------ Data records

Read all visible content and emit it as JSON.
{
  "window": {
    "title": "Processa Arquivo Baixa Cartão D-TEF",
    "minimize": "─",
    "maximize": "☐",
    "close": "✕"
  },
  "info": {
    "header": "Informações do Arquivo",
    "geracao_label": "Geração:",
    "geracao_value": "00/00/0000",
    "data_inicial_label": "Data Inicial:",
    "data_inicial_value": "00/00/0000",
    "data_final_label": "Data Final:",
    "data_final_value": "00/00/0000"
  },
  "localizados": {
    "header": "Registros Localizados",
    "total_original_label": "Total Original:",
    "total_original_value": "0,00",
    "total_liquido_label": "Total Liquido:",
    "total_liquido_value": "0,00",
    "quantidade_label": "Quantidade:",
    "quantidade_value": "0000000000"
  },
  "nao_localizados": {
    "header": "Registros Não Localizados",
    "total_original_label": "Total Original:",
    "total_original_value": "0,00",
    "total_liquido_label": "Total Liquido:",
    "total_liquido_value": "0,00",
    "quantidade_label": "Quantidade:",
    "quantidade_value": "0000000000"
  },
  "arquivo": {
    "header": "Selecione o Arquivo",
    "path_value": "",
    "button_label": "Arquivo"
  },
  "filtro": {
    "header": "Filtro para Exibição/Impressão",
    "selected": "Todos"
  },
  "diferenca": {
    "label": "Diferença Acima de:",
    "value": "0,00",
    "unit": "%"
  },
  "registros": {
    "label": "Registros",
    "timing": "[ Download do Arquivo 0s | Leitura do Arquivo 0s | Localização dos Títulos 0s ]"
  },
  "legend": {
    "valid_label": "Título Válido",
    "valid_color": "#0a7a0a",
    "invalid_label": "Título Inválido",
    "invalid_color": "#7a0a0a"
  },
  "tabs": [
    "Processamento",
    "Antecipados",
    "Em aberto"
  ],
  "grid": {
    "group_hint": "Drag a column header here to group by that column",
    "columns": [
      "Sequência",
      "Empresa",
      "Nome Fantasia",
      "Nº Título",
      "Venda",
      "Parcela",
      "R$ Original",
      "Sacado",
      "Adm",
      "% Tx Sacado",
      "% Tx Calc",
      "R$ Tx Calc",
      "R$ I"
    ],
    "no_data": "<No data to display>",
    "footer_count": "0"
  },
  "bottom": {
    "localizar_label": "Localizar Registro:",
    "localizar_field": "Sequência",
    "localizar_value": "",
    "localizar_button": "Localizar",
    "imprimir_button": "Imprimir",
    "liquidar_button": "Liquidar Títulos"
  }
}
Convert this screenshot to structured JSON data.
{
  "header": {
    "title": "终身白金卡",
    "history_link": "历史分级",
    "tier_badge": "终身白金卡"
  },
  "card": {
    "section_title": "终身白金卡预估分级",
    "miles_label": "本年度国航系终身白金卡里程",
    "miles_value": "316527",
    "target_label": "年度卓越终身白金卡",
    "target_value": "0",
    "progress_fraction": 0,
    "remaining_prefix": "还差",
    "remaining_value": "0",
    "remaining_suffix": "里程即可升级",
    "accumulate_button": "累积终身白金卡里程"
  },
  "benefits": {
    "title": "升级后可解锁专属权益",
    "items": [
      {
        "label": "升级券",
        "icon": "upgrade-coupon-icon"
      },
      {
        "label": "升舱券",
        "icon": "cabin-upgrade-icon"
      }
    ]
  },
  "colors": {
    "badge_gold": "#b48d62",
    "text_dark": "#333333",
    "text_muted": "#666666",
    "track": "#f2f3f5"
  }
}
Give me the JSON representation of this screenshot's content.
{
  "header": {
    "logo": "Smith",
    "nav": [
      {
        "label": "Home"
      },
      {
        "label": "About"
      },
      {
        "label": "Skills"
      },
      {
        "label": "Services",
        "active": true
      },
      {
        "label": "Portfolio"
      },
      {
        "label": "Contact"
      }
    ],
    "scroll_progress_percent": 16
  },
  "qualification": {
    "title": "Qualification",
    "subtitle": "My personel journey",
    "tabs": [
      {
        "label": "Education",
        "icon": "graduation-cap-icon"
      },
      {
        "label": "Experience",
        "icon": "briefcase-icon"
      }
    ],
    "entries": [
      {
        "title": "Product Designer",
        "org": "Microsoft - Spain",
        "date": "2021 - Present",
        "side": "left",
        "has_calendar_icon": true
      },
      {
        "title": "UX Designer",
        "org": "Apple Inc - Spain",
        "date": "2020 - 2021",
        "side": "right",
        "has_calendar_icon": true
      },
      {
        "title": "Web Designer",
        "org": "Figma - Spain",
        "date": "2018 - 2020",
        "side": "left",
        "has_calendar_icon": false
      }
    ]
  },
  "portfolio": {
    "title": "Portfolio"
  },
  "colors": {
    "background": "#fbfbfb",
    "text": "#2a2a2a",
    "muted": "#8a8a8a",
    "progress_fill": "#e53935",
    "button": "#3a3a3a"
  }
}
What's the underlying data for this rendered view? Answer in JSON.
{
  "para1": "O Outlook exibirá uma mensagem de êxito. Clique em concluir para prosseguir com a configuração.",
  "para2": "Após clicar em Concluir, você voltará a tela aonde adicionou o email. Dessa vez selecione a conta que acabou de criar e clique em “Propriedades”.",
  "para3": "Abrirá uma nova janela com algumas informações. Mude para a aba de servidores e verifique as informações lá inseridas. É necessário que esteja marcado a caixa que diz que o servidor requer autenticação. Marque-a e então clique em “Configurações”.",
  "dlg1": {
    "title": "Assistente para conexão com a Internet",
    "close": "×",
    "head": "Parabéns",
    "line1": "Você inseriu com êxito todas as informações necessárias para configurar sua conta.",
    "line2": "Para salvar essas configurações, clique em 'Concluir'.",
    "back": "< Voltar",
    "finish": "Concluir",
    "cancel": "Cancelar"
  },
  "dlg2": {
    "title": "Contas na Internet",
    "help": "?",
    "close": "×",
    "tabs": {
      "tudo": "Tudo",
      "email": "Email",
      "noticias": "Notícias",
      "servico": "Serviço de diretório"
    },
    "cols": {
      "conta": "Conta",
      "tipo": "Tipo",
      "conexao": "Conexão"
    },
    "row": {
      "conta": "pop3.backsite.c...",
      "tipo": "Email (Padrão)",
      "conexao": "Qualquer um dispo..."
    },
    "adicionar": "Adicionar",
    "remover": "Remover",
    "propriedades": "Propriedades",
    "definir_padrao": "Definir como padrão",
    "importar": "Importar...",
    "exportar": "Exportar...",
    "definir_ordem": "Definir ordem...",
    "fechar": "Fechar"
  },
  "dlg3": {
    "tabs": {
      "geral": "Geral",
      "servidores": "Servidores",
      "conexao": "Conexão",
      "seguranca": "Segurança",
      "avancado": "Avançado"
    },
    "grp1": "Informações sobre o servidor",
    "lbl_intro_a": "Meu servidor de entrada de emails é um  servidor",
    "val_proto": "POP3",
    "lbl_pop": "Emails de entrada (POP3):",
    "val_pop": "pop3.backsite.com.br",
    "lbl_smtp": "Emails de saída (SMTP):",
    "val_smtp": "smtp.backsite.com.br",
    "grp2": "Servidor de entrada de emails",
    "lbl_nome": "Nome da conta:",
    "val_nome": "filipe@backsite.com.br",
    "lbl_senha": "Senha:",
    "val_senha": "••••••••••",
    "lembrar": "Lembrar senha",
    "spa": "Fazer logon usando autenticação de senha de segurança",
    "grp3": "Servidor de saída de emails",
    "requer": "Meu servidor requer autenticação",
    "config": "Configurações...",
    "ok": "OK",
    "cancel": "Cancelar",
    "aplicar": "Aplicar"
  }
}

------------

:: Written request ::
Only the number is wanted: how many lines in the preceding entries hold the string "entrada"?

:: Task response ::
3